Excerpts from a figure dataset
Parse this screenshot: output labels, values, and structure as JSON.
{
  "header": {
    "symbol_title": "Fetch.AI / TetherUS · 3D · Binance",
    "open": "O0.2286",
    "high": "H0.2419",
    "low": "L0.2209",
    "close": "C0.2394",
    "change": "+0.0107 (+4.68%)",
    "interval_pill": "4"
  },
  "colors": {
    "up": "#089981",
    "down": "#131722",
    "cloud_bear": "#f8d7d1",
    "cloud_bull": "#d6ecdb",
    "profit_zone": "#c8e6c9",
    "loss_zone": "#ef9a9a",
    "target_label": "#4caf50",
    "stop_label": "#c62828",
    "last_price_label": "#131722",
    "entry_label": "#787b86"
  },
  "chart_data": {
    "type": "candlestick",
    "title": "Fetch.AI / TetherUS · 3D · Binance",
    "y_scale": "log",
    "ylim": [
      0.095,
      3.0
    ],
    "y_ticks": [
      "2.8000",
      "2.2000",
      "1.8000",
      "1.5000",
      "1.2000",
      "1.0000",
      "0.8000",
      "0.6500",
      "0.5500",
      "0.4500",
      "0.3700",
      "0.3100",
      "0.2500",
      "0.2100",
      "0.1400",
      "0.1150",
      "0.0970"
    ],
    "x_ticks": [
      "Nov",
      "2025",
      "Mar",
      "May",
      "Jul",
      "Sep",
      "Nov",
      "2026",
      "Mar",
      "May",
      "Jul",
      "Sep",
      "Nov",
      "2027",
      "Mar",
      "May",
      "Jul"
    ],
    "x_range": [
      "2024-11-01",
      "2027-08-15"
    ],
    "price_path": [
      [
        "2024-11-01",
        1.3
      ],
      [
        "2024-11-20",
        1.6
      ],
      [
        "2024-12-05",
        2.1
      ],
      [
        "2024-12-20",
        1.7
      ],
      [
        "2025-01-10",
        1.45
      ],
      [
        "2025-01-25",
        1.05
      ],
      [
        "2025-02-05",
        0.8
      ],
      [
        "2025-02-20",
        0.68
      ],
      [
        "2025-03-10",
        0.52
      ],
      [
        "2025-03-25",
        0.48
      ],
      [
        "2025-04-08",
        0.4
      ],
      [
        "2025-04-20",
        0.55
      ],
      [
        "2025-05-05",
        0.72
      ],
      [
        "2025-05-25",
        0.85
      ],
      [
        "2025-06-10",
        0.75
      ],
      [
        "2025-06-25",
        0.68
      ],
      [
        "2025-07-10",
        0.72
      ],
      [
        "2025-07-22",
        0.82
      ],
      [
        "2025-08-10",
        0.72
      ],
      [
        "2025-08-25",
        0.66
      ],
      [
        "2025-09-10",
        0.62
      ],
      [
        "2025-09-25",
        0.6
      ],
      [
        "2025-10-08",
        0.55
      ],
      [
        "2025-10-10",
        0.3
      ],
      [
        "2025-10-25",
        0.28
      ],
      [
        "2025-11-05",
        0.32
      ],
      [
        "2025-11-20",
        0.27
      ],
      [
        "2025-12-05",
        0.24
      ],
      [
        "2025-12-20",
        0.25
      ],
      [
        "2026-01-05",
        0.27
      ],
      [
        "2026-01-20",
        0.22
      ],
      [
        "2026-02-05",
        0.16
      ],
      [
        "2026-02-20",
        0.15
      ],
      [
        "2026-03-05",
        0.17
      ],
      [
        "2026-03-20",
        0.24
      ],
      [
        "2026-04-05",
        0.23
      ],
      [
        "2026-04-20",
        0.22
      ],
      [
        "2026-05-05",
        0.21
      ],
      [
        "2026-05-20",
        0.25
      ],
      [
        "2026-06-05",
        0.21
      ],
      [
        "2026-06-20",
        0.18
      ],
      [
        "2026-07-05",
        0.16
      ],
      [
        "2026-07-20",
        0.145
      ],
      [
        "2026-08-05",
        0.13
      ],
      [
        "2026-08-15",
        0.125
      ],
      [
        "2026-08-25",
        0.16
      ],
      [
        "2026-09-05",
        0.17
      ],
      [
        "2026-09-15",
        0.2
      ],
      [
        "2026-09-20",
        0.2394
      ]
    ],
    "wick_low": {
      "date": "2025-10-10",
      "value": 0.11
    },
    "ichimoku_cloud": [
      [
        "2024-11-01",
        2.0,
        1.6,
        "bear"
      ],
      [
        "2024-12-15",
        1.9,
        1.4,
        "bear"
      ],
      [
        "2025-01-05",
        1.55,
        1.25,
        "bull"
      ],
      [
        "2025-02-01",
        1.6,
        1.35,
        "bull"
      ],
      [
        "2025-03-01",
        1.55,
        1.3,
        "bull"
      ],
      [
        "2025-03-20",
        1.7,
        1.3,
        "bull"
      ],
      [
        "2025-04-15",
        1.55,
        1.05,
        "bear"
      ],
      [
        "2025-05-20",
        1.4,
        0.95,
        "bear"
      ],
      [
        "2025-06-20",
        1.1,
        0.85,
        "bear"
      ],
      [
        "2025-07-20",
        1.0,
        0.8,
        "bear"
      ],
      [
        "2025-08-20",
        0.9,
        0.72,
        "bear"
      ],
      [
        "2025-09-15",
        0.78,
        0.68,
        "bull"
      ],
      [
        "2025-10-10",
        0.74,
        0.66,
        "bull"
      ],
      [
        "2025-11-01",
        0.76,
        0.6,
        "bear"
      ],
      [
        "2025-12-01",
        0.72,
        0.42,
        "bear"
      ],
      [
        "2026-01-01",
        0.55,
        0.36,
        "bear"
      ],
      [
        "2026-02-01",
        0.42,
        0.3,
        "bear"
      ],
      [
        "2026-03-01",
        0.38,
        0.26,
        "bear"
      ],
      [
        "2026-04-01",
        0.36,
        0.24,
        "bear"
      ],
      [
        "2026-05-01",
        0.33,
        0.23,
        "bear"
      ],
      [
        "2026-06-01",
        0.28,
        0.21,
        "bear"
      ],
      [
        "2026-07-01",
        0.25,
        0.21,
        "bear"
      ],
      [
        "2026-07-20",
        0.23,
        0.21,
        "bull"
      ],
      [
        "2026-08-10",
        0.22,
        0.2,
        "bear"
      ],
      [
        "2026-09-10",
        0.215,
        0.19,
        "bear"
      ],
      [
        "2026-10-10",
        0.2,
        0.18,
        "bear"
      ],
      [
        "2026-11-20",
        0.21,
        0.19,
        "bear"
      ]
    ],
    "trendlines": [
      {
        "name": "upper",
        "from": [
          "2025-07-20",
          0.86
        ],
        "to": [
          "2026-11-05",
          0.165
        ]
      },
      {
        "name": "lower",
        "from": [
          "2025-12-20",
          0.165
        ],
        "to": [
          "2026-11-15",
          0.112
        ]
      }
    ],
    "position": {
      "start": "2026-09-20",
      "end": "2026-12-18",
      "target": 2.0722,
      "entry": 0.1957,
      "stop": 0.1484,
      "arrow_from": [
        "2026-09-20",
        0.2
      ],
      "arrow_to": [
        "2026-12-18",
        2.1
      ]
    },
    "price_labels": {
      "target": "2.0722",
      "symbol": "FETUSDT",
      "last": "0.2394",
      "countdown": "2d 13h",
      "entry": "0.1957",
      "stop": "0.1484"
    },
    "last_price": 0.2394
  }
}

**What to work on**
Repeat every entry exactly as written above.

**Finished answer**
Parse this screenshot: output labels, values, and structure as JSON.
{
  "header": {
    "symbol_title": "Fetch.AI / TetherUS · 3D · Binance",
    "open": "O0.2286",
    "high": "H0.2419",
    "low": "L0.2209",
    "close": "C0.2394",
    "change": "+0.0107 (+4.68%)",
    "interval_pill": "4"
  },
  "colors": {
    "up": "#089981",
    "down": "#131722",
    "cloud_bear": "#f8d7d1",
    "cloud_bull": "#d6ecdb",
    "profit_zone": "#c8e6c9",
    "loss_zone": "#ef9a9a",
    "target_label": "#4caf50",
    "stop_label": "#c62828",
    "last_price_label": "#131722",
    "entry_label": "#787b86"
  },
  "chart_data": {
    "type": "candlestick",
    "title": "Fetch.AI / TetherUS · 3D · Binance",
    "y_scale": "log",
    "ylim": [
      0.095,
      3.0
    ],
    "y_ticks": [
      "2.8000",
      "2.2000",
      "1.8000",
      "1.5000",
      "1.2000",
      "1.0000",
      "0.8000",
      "0.6500",
      "0.5500",
      "0.4500",
      "0.3700",
      "0.3100",
      "0.2500",
      "0.2100",
      "0.1400",
      "0.1150",
      "0.0970"
    ],
    "x_ticks": [
      "Nov",
      "2025",
      "Mar",
      "May",
      "Jul",
      "Sep",
      "Nov",
      "2026",
      "Mar",
      "May",
      "Jul",
      "Sep",
      "Nov",
      "2027",
      "Mar",
      "May",
      "Jul"
    ],
    "x_range": [
      "2024-11-01",
      "2027-08-15"
    ],
    "price_path": [
      [
        "2024-11-01",
        1.3
      ],
      [
        "2024-11-20",
        1.6
      ],
      [
        "2024-12-05",
        2.1
      ],
      [
        "2024-12-20",
        1.7
      ],
      [
        "2025-01-10",
        1.45
      ],
      [
        "2025-01-25",
        1.05
      ],
      [
        "2025-02-05",
        0.8
      ],
      [
        "2025-02-20",
        0.68
      ],
      [
        "2025-03-10",
        0.52
      ],
      [
        "2025-03-25",
        0.48
      ],
      [
        "2025-04-08",
        0.4
      ],
      [
        "2025-04-20",
        0.55
      ],
      [
        "2025-05-05",
        0.72
      ],
      [
        "2025-05-25",
        0.85
      ],
      [
        "2025-06-10",
        0.75
      ],
      [
        "2025-06-25",
        0.68
      ],
      [
        "2025-07-10",
        0.72
      ],
      [
        "2025-07-22",
        0.82
      ],
      [
        "2025-08-10",
        0.72
      ],
      [
        "2025-08-25",
        0.66
      ],
      [
        "2025-09-10",
        0.62
      ],
      [
        "2025-09-25",
        0.6
      ],
      [
        "2025-10-08",
        0.55
      ],
      [
        "2025-10-10",
        0.3
      ],
      [
        "2025-10-25",
        0.28
      ],
      [
        "2025-11-05",
        0.32
      ],
      [
        "2025-11-20",
        0.27
      ],
      [
        "2025-12-05",
        0.24
      ],
      [
        "2025-12-20",
        0.25
      ],
      [
        "2026-01-05",
        0.27
      ],
      [
        "2026-01-20",
        0.22
      ],
      [
        "2026-02-05",
        0.16
      ],
      [
        "2026-02-20",
        0.15
      ],
      [
        "2026-03-05",
        0.17
      ],
      [
        "2026-03-20",
        0.24
      ],
      [
        "2026-04-05",
        0.23
      ],
      [
        "2026-04-20",
        0.22
      ],
      [
        "2026-05-05",
        0.21
      ],
      [
        "2026-05-20",
        0.25
      ],
      [
        "2026-06-05",
        0.21
      ],
      [
        "2026-06-20",
        0.18
      ],
      [
        "2026-07-05",
        0.16
      ],
      [
        "2026-07-20",
        0.145
      ],
      [
        "2026-08-05",
        0.13
      ],
      [
        "2026-08-15",
        0.125
      ],
      [
        "2026-08-25",
        0.16
      ],
      [
        "2026-09-05",
        0.17
      ],
      [
        "2026-09-15",
        0.2
      ],
      [
        "2026-09-20",
        0.2394
      ]
    ],
    "wick_low": {
      "date": "2025-10-10",
      "value": 0.11
    },
    "ichimoku_cloud": [
      [
        "2024-11-01",
        2.0,
        1.6,
        "bear"
      ],
      [
        "2024-12-15",
        1.9,
        1.4,
        "bear"
      ],
      [
        "2025-01-05",
        1.55,
        1.25,
        "bull"
      ],
      [
        "2025-02-01",
        1.6,
        1.35,
        "bull"
      ],
      [
        "2025-03-01",
        1.55,
        1.3,
        "bull"
      ],
      [
        "2025-03-20",
        1.7,
        1.3,
        "bull"
      ],
      [
        "2025-04-15",
        1.55,
        1.05,
        "bear"
      ],
      [
        "2025-05-20",
        1.4,
        0.95,
        "bear"
      ],
      [
        "2025-06-20",
        1.1,
        0.85,
        "bear"
      ],
      [
        "2025-07-20",
        1.0,
        0.8,
        "bear"
      ],
      [
        "2025-08-20",
        0.9,
        0.72,
        "bear"
      ],
      [
        "2025-09-15",
        0.78,
        0.68,
        "bull"
      ],
      [
        "2025-10-10",
        0.74,
        0.66,
        "bull"
      ],
      [
        "2025-11-01",
        0.76,
        0.6,
        "bear"
      ],
      [
        "2025-12-01",
        0.72,
        0.42,
        "bear"
      ],
      [
        "2026-01-01",
        0.55,
        0.36,
        "bear"
      ],
      [
        "2026-02-01",
        0.42,
        0.3,
        "bear"
      ],
      [
        "2026-03-01",
        0.38,
        0.26,
        "bear"
      ],
      [
        "2026-04-01",
        0.36,
        0.24,
        "bear"
      ],
      [
        "2026-05-01",
        0.33,
        0.23,
        "bear"
      ],
      [
        "2026-06-01",
        0.28,
        0.21,
        "bear"
      ],
      [
        "2026-07-01",
        0.25,
        0.21,
        "bear"
      ],
      [
        "2026-07-20",
        0.23,
        0.21,
        "bull"
      ],
      [
        "2026-08-10",
        0.22,
        0.2,
        "bear"
      ],
      [
        "2026-09-10",
        0.215,
        0.19,
        "bear"
      ],
      [
        "2026-10-10",
        0.2,
        0.18,
        "bear"
      ],
      [
        "2026-11-20",
        0.21,
        0.19,
        "bear"
      ]
    ],
    "trendlines": [
      {
        "name": "upper",
        "from": [
          "2025-07-20",
          0.86
        ],
        "to": [
          "2026-11-05",
          0.165
        ]
      },
      {
        "name": "lower",
        "from": [
          "2025-12-20",
          0.165
        ],
        "to": [
          "2026-11-15",
          0.112
        ]
      }
    ],
    "position": {
      "start": "2026-09-20",
      "end": "2026-12-18",
      "target": 2.0722,
      "entry": 0.1957,
      "stop": 0.1484,
      "arrow_from": [
        "2026-09-20",
        0.2
      ],
      "arrow_to": [
        "2026-12-18",
        2.1
      ]
    },
    "price_labels": {
      "target": "2.0722",
      "symbol": "FETUSDT",
      "last": "0.2394",
      "countdown": "2d 13h",
      "entry": "0.1957",
      "stop": "0.1484"
    },
    "last_price": 0.2394
  }
}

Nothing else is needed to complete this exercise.